Entries ▸
——

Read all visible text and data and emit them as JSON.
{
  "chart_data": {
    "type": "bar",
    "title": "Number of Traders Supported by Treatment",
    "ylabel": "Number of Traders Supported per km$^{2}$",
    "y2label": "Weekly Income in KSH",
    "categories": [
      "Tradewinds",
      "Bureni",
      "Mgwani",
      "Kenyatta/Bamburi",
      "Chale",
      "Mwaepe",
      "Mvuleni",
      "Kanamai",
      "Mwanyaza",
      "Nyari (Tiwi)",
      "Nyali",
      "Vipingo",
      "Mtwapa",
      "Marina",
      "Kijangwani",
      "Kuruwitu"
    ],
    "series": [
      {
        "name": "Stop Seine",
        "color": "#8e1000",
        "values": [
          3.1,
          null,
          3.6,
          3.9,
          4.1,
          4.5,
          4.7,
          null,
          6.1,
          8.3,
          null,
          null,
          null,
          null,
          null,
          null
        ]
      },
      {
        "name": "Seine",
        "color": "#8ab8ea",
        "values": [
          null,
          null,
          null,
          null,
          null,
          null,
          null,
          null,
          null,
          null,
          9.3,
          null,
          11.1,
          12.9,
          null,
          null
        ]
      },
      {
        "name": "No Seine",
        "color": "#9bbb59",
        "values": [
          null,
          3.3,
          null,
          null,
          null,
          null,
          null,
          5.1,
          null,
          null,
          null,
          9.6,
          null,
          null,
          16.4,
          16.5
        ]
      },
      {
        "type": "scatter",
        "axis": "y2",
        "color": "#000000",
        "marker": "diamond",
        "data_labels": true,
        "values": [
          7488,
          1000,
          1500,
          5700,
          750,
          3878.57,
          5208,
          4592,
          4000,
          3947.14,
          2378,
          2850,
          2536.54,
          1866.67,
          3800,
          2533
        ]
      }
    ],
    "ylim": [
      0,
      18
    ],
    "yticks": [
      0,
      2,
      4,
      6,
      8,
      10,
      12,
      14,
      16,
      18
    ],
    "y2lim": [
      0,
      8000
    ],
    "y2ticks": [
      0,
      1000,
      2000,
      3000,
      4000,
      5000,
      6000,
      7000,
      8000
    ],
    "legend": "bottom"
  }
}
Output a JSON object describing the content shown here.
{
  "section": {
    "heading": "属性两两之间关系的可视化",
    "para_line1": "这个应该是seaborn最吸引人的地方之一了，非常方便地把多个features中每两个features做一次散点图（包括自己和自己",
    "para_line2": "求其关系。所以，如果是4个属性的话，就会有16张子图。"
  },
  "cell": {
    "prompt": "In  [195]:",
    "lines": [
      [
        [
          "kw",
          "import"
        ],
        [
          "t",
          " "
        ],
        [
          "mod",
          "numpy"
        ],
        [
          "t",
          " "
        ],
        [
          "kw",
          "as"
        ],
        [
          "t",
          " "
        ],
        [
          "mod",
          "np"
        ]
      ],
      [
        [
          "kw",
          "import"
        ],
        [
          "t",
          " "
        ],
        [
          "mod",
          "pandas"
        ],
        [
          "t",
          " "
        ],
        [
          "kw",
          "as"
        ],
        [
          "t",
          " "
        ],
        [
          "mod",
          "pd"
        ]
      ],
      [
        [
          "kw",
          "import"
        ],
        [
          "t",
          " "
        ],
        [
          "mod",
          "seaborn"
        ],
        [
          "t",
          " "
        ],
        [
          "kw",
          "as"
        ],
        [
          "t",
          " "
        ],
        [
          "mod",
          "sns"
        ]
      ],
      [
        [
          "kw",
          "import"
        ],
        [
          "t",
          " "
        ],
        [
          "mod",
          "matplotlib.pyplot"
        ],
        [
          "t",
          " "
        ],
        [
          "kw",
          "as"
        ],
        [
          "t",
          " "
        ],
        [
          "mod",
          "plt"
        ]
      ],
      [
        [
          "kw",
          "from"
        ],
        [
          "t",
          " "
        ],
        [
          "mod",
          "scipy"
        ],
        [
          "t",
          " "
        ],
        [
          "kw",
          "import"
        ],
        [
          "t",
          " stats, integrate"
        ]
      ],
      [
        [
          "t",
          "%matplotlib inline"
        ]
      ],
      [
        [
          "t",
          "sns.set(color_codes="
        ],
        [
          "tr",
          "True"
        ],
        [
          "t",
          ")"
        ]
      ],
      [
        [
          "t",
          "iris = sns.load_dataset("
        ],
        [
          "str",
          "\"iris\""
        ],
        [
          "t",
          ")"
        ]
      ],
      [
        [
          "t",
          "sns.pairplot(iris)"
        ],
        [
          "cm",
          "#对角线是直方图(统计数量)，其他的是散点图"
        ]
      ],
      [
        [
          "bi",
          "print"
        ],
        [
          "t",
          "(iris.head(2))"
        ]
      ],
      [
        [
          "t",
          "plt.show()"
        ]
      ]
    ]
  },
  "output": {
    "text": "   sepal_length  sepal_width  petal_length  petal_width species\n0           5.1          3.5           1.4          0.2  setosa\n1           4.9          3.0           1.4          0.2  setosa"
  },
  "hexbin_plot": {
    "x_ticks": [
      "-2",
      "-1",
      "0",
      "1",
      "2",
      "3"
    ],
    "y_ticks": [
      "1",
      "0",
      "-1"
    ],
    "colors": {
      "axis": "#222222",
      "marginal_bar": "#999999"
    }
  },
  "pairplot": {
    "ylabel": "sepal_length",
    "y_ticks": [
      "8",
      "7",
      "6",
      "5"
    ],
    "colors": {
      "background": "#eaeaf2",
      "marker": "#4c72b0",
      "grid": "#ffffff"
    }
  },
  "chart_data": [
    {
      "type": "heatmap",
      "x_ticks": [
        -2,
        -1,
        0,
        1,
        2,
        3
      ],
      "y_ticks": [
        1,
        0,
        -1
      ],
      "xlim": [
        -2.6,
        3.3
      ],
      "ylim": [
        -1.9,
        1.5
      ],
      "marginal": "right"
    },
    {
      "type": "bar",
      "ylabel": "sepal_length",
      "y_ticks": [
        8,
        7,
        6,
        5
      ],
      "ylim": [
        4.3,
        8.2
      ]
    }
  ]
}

——

Given task ▸
Every entry must be retyped in full, exactly as given.

Solution for this exercise ▸
Read all visible text and data and emit them as JSON.
{
  "chart_data": {
    "type": "bar",
    "title": "Number of Traders Supported by Treatment",
    "ylabel": "Number of Traders Supported per km$^{2}$",
    "y2label": "Weekly Income in KSH",
    "categories": [
      "Tradewinds",
      "Bureni",
      "Mgwani",
      "Kenyatta/Bamburi",
      "Chale",
      "Mwaepe",
      "Mvuleni",
      "Kanamai",
      "Mwanyaza",
      "Nyari (Tiwi)",
      "Nyali",
      "Vipingo",
      "Mtwapa",
      "Marina",
      "Kijangwani",
      "Kuruwitu"
    ],
    "series": [
      {
        "name": "Stop Seine",
        "color": "#8e1000",
        "values": [
          3.1,
          null,
          3.6,
          3.9,
          4.1,
          4.5,
          4.7,
          null,
          6.1,
          8.3,
          null,
          null,
          null,
          null,
          null,
          null
        ]
      },
      {
        "name": "Seine",
        "color": "#8ab8ea",
        "values": [
          null,
          null,
          null,
          null,
          null,
          null,
          null,
          null,
          null,
          null,
          9.3,
          null,
          11.1,
          12.9,
          null,
          null
        ]
      },
      {
        "name": "No Seine",
        "color": "#9bbb59",
        "values": [
          null,
          3.3,
          null,
          null,
          null,
          null,
          null,
          5.1,
          null,
          null,
          null,
          9.6,
          null,
          null,
          16.4,
          16.5
        ]
      },
      {
        "type": "scatter",
        "axis": "y2",
        "color": "#000000",
        "marker": "diamond",
        "data_labels": true,
        "values": [
          7488,
          1000,
          1500,
          5700,
          750,
          3878.57,
          5208,
          4592,
          4000,
          3947.14,
          2378,
          2850,
          2536.54,
          1866.67,
          3800,
          2533
        ]
      }
    ],
    "ylim": [
      0,
      18
    ],
    "yticks": [
      0,
      2,
      4,
      6,
      8,
      10,
      12,
      14,
      16,
      18
    ],
    "y2lim": [
      0,
      8000
    ],
    "y2ticks": [
      0,
      1000,
      2000,
      3000,
      4000,
      5000,
      6000,
      7000,
      8000
    ],
    "legend": "bottom"
  }
}
Output a JSON object describing the content shown here.
{
  "section": {
    "heading": "属性两两之间关系的可视化",
    "para_line1": "这个应该是seaborn最吸引人的地方之一了，非常方便地把多个features中每两个features做一次散点图（包括自己和自己",
    "para_line2": "求其关系。所以，如果是4个属性的话，就会有16张子图。"
  },
  "cell": {
    "prompt": "In  [195]:",
    "lines": [
      [
        [
          "kw",
          "import"
        ],
        [
          "t",
          " "
        ],
        [
          "mod",
          "numpy"
        ],
        [
          "t",
          " "
        ],
        [
          "kw",
          "as"
        ],
        [
          "t",
          " "
        ],
        [
          "mod",
          "np"
        ]
      ],
      [
        [
          "kw",
          "import"
        ],
        [
          "t",
          " "
        ],
        [
          "mod",
          "pandas"
        ],
        [
          "t",
          " "
        ],
        [
          "kw",
          "as"
        ],
        [
          "t",
          " "
        ],
        [
          "mod",
          "pd"
        ]
      ],
      [
        [
          "kw",
          "import"
        ],
        [
          "t",
          " "
        ],
        [
          "mod",
          "seaborn"
        ],
        [
          "t",
          " "
        ],
        [
          "kw",
          "as"
        ],
        [
          "t",
          " "
        ],
        [
          "mod",
          "sns"
        ]
      ],
      [
        [
          "kw",
          "import"
        ],
        [
          "t",
          " "
        ],
        [
          "mod",
          "matplotlib.pyplot"
        ],
        [
          "t",
          " "
        ],
        [
          "kw",
          "as"
        ],
        [
          "t",
          " "
        ],
        [
          "mod",
          "plt"
        ]
      ],
      [
        [
          "kw",
          "from"
        ],
        [
          "t",
          " "
        ],
        [
          "mod",
          "scipy"
        ],
        [
          "t",
          " "
        ],
        [
          "kw",
          "import"
        ],
        [
          "t",
          " stats, integrate"
        ]
      ],
      [
        [
          "t",
          "%matplotlib inline"
        ]
      ],
      [
        [
          "t",
          "sns.set(color_codes="
        ],
        [
          "tr",
          "True"
        ],
        [
          "t",
          ")"
        ]
      ],
      [
        [
          "t",
          "iris = sns.load_dataset("
        ],
        [
          "str",
          "\"iris\""
        ],
        [
          "t",
          ")"
        ]
      ],
      [
        [
          "t",
          "sns.pairplot(iris)"
        ],
        [
          "cm",
          "#对角线是直方图(统计数量)，其他的是散点图"
        ]
      ],
      [
        [
          "bi",
          "print"
        ],
        [
          "t",
          "(iris.head(2))"
        ]
      ],
      [
        [
          "t",
          "plt.show()"
        ]
      ]
    ]
  },
  "output": {
    "text": "   sepal_length  sepal_width  petal_length  petal_width species\n0           5.1          3.5           1.4          0.2  setosa\n1           4.9          3.0           1.4          0.2  setosa"
  },
  "hexbin_plot": {
    "x_ticks": [
      "-2",
      "-1",
      "0",
      "1",
      "2",
      "3"
    ],
    "y_ticks": [
      "1",
      "0",
      "-1"
    ],
    "colors": {
      "axis": "#222222",
      "marginal_bar": "#999999"
    }
  },
  "pairplot": {
    "ylabel": "sepal_length",
    "y_ticks": [
      "8",
      "7",
      "6",
      "5"
    ],
    "colors": {
      "background": "#eaeaf2",
      "marker": "#4c72b0",
      "grid": "#ffffff"
    }
  },
  "chart_data": [
    {
      "type": "heatmap",
      "x_ticks": [
        -2,
        -1,
        0,
        1,
        2,
        3
      ],
      "y_ticks": [
        1,
        0,
        -1
      ],
      "xlim": [
        -2.6,
        3.3
      ],
      "ylim": [
        -1.9,
        1.5
      ],
      "marginal": "right"
    },
    {
      "type": "bar",
      "ylabel": "sepal_length",
      "y_ticks": [
        8,
        7,
        6,
        5
      ],
      "ylim": [
        4.3,
        8.2
      ]
    }
  ]
}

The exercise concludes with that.